→ Job
Output the full listing below exactly as it reads, and skip anything that is a picture.

▶

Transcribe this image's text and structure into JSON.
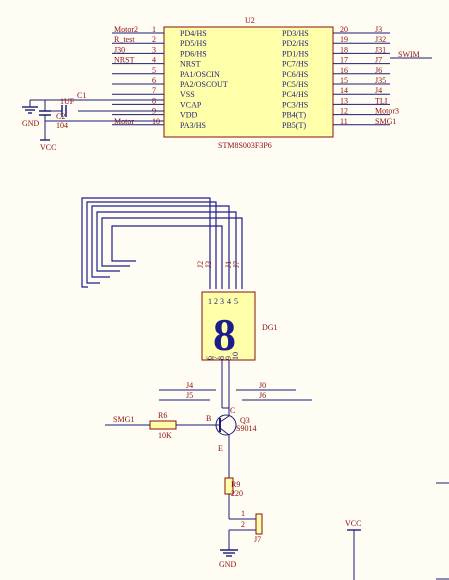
{
  "u2": {
    "ref": "U2",
    "part": "STM8S003F3P6",
    "left_pins": [
      {
        "num": "1",
        "name": "PD4/HS",
        "net": "Motor2"
      },
      {
        "num": "2",
        "name": "PD5/HS",
        "net": "R_test"
      },
      {
        "num": "3",
        "name": "PD6/HS",
        "net": "J30"
      },
      {
        "num": "4",
        "name": "NRST",
        "net": "NRST"
      },
      {
        "num": "5",
        "name": "PA1/OSCIN",
        "net": ""
      },
      {
        "num": "6",
        "name": "PA2/OSCOUT",
        "net": ""
      },
      {
        "num": "7",
        "name": "VSS",
        "net": ""
      },
      {
        "num": "8",
        "name": "VCAP",
        "net": ""
      },
      {
        "num": "9",
        "name": "VDD",
        "net": ""
      },
      {
        "num": "10",
        "name": "PA3/HS",
        "net": "Motor"
      }
    ],
    "right_pins": [
      {
        "num": "20",
        "name": "PD3/HS",
        "net": "J3"
      },
      {
        "num": "19",
        "name": "PD2/HS",
        "net": "J32"
      },
      {
        "num": "18",
        "name": "PD1/HS",
        "net": "J31"
      },
      {
        "num": "17",
        "name": "PC7/HS",
        "net": "J7"
      },
      {
        "num": "16",
        "name": "PC6/HS",
        "net": "J6"
      },
      {
        "num": "15",
        "name": "PC5/HS",
        "net": "J35"
      },
      {
        "num": "14",
        "name": "PC4/HS",
        "net": "J4"
      },
      {
        "num": "13",
        "name": "PC3/HS",
        "net": "TLI"
      },
      {
        "num": "12",
        "name": "PB4(T)",
        "net": "Motor3"
      },
      {
        "num": "11",
        "name": "PB5(T)",
        "net": "SMG1"
      }
    ],
    "swim_label": "SWIM"
  },
  "caps": {
    "c1_value": "1UF",
    "c1_ref": "C1",
    "c2_ref": "C2",
    "c2_value": "104",
    "gnd": "GND",
    "vcc": "VCC"
  },
  "dg1": {
    "ref": "DG1",
    "digit": "8",
    "top_pins": [
      "1",
      "2",
      "3",
      "4",
      "5"
    ],
    "bottom_pins": [
      "6",
      "7",
      "8",
      "9",
      "10"
    ],
    "top_nets": [
      "J2",
      "J3",
      "J1",
      "J7"
    ],
    "bottom_left_nets": [
      "J4",
      "J5"
    ],
    "bottom_right_nets": [
      "J0",
      "J6"
    ]
  },
  "q3": {
    "ref": "Q3",
    "part": "S9014",
    "b": "B",
    "c": "C",
    "e": "E"
  },
  "r6": {
    "ref": "R6",
    "value": "10K",
    "net": "SMG1"
  },
  "r9": {
    "ref": "R9",
    "value": "220"
  },
  "j7": {
    "ref": "J7",
    "pin1": "1",
    "pin2": "2",
    "gnd": "GND"
  },
  "vcc2": {
    "label": "VCC"
  }
}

◀

→ Response for this exercise
Transcribe this image's text and structure into JSON.
{
  "u2": {
    "ref": "U2",
    "part": "STM8S003F3P6",
    "left_pins": [
      {
        "num": "1",
        "name": "PD4/HS",
        "net": "Motor2"
      },
      {
        "num": "2",
        "name": "PD5/HS",
        "net": "R_test"
      },
      {
        "num": "3",
        "name": "PD6/HS",
        "net": "J30"
      },
      {
        "num": "4",
        "name": "NRST",
        "net": "NRST"
      },
      {
        "num": "5",
        "name": "PA1/OSCIN",
        "net": ""
      },
      {
        "num": "6",
        "name": "PA2/OSCOUT",
        "net": ""
      },
      {
        "num": "7",
        "name": "VSS",
        "net": ""
      },
      {
        "num": "8",
        "name": "VCAP",
        "net": ""
      },
      {
        "num": "9",
        "name": "VDD",
        "net": ""
      },
      {
        "num": "10",
        "name": "PA3/HS",
        "net": "Motor"
      }
    ],
    "right_pins": [
      {
        "num": "20",
        "name": "PD3/HS",
        "net": "J3"
      },
      {
        "num": "19",
        "name": "PD2/HS",
        "net": "J32"
      },
      {
        "num": "18",
        "name": "PD1/HS",
        "net": "J31"
      },
      {
        "num": "17",
        "name": "PC7/HS",
        "net": "J7"
      },
      {
        "num": "16",
        "name": "PC6/HS",
        "net": "J6"
      },
      {
        "num": "15",
        "name": "PC5/HS",
        "net": "J35"
      },
      {
        "num": "14",
        "name": "PC4/HS",
        "net": "J4"
      },
      {
        "num": "13",
        "name": "PC3/HS",
        "net": "TLI"
      },
      {
        "num": "12",
        "name": "PB4(T)",
        "net": "Motor3"
      },
      {
        "num": "11",
        "name": "PB5(T)",
        "net": "SMG1"
      }
    ],
    "swim_label": "SWIM"
  },
  "caps": {
    "c1_value": "1UF",
    "c1_ref": "C1",
    "c2_ref": "C2",
    "c2_value": "104",
    "gnd": "GND",
    "vcc": "VCC"
  },
  "dg1": {
    "ref": "DG1",
    "digit": "8",
    "top_pins": [
      "1",
      "2",
      "3",
      "4",
      "5"
    ],
    "bottom_pins": [
      "6",
      "7",
      "8",
      "9",
      "10"
    ],
    "top_nets": [
      "J2",
      "J3",
      "J1",
      "J7"
    ],
    "bottom_left_nets": [
      "J4",
      "J5"
    ],
    "bottom_right_nets": [
      "J0",
      "J6"
    ]
  },
  "q3": {
    "ref": "Q3",
    "part": "S9014",
    "b": "B",
    "c": "C",
    "e": "E"
  },
  "r6": {
    "ref": "R6",
    "value": "10K",
    "net": "SMG1"
  },
  "r9": {
    "ref": "R9",
    "value": "220"
  },
  "j7": {
    "ref": "J7",
    "pin1": "1",
    "pin2": "2",
    "gnd": "GND"
  },
  "vcc2": {
    "label": "VCC"
  }
}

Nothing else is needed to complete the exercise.